[Entries taken from a collection]
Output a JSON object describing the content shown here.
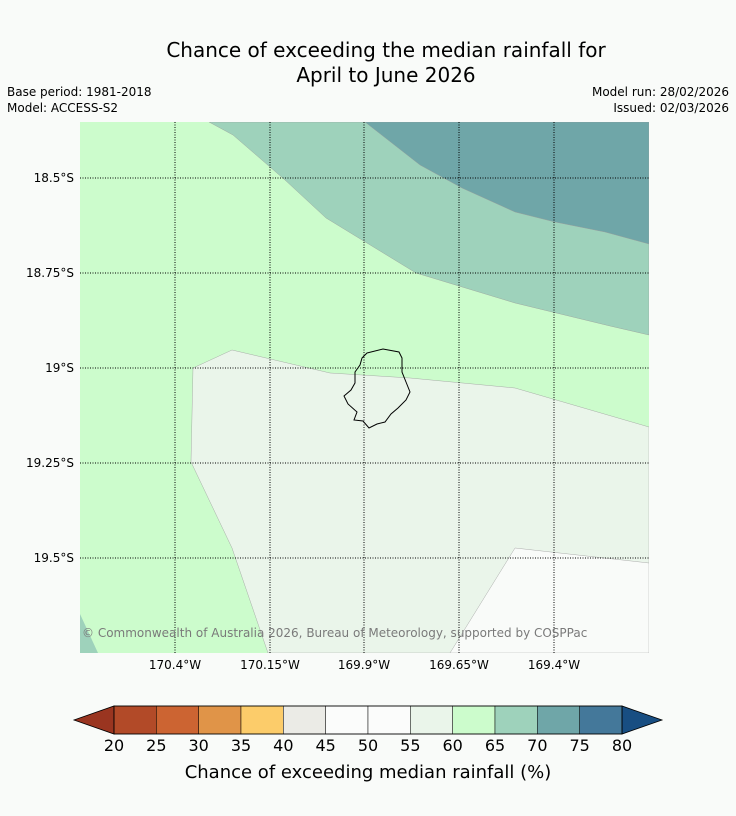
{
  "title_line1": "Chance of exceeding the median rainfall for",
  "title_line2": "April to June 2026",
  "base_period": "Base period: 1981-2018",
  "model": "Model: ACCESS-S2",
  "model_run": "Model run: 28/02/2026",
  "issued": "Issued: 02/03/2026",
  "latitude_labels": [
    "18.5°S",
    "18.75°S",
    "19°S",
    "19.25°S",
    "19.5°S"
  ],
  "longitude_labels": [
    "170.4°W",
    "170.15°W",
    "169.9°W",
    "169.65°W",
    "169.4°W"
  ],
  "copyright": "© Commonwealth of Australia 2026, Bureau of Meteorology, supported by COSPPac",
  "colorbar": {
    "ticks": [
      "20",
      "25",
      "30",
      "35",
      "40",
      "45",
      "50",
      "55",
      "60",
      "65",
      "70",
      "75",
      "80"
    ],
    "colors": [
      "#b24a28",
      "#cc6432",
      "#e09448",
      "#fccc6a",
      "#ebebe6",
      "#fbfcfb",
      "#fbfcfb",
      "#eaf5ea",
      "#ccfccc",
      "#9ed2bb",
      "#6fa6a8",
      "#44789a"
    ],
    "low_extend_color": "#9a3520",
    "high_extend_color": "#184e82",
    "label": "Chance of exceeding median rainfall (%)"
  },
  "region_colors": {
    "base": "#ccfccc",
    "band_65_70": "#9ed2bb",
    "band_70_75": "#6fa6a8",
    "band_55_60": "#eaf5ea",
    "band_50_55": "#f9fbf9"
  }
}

Instructions for the task:
Output the entries above exactly. Drop the pictures.

Full answer:
Output a JSON object describing the content shown here.
{
  "title_line1": "Chance of exceeding the median rainfall for",
  "title_line2": "April to June 2026",
  "base_period": "Base period: 1981-2018",
  "model": "Model: ACCESS-S2",
  "model_run": "Model run: 28/02/2026",
  "issued": "Issued: 02/03/2026",
  "latitude_labels": [
    "18.5°S",
    "18.75°S",
    "19°S",
    "19.25°S",
    "19.5°S"
  ],
  "longitude_labels": [
    "170.4°W",
    "170.15°W",
    "169.9°W",
    "169.65°W",
    "169.4°W"
  ],
  "copyright": "© Commonwealth of Australia 2026, Bureau of Meteorology, supported by COSPPac",
  "colorbar": {
    "ticks": [
      "20",
      "25",
      "30",
      "35",
      "40",
      "45",
      "50",
      "55",
      "60",
      "65",
      "70",
      "75",
      "80"
    ],
    "colors": [
      "#b24a28",
      "#cc6432",
      "#e09448",
      "#fccc6a",
      "#ebebe6",
      "#fbfcfb",
      "#fbfcfb",
      "#eaf5ea",
      "#ccfccc",
      "#9ed2bb",
      "#6fa6a8",
      "#44789a"
    ],
    "low_extend_color": "#9a3520",
    "high_extend_color": "#184e82",
    "label": "Chance of exceeding median rainfall (%)"
  },
  "region_colors": {
    "base": "#ccfccc",
    "band_65_70": "#9ed2bb",
    "band_70_75": "#6fa6a8",
    "band_55_60": "#eaf5ea",
    "band_50_55": "#f9fbf9"
  }
}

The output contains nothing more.